Count how many lines have the word "type" in them. Reply with that number by itself.

### RECORDED DATA
* Start *
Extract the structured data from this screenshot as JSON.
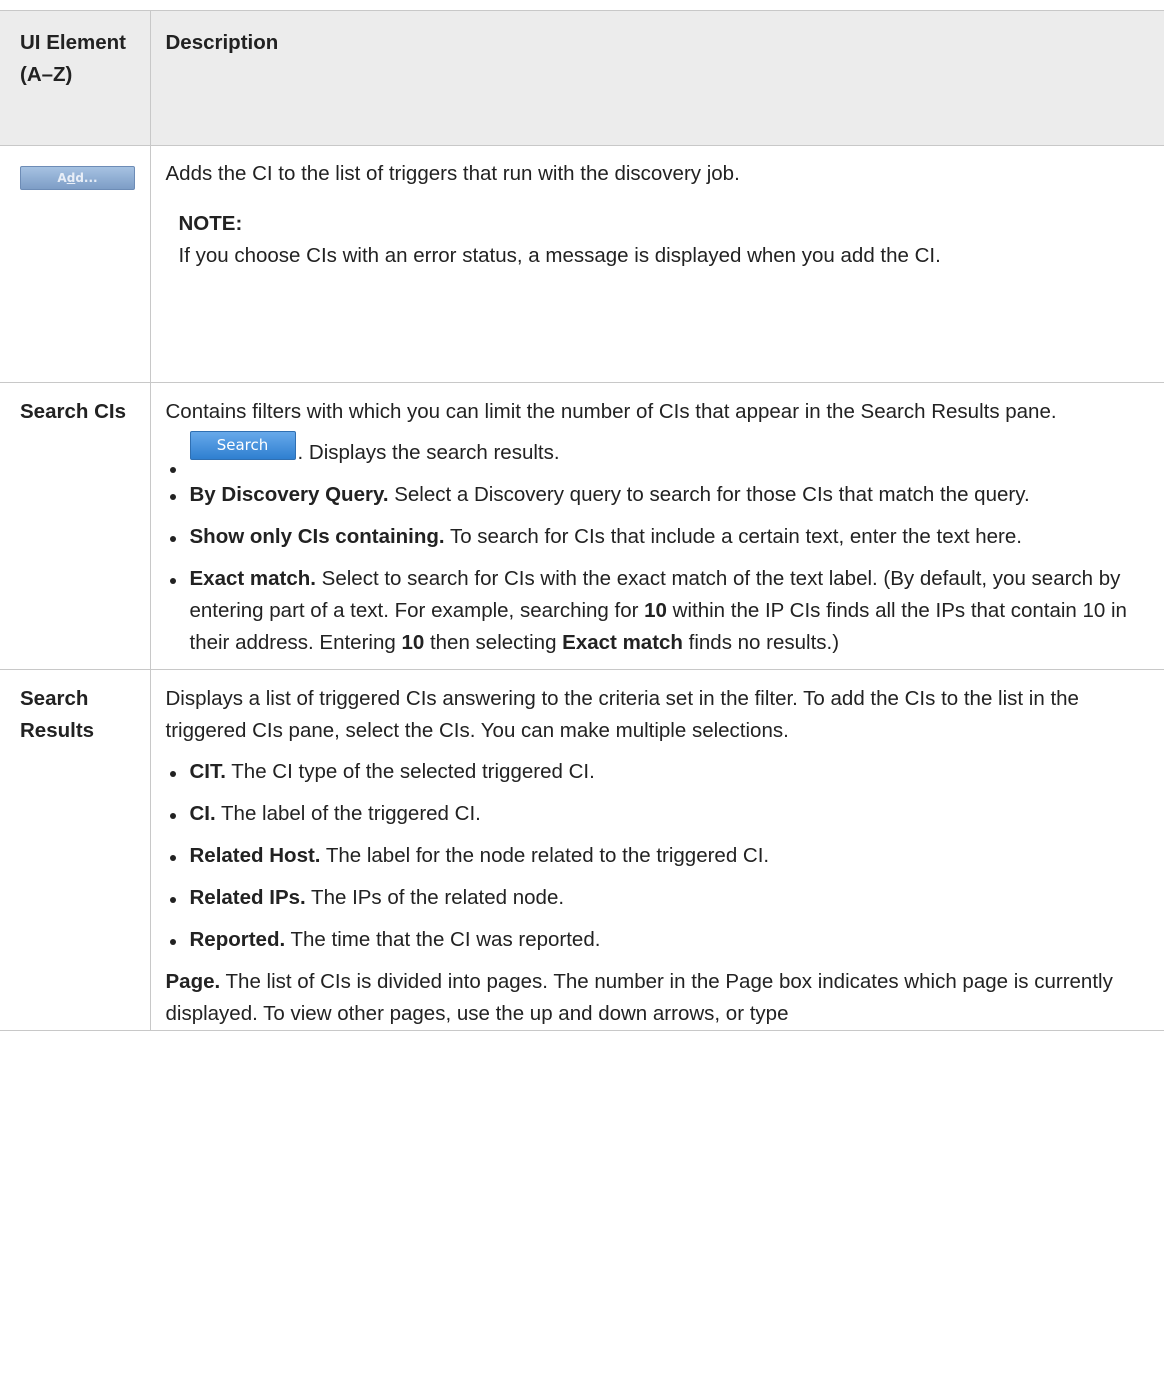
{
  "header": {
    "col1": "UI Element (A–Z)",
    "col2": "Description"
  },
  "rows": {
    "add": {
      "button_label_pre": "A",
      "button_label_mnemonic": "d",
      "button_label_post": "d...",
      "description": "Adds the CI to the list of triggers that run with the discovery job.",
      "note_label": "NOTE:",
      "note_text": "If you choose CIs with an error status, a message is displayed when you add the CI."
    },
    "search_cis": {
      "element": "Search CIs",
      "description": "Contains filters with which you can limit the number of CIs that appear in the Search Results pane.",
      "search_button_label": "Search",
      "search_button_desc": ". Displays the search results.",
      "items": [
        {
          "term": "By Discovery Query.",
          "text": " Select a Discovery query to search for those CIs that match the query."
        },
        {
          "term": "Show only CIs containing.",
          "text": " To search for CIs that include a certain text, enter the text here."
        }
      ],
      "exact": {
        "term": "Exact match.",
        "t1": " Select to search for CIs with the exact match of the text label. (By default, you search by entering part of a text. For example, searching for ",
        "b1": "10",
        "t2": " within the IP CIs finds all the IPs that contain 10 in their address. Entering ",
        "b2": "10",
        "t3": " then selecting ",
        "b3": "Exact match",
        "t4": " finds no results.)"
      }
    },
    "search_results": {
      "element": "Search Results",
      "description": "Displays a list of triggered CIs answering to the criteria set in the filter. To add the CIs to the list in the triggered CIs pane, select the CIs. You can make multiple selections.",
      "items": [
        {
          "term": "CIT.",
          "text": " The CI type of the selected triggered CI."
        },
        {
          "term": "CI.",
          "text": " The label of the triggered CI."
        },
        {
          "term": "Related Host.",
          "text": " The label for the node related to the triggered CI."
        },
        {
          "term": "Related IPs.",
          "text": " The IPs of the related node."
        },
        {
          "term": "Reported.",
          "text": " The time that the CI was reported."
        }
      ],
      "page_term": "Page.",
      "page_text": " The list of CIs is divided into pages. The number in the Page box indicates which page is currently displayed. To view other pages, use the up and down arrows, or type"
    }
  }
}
* End *
### RESPONSE
2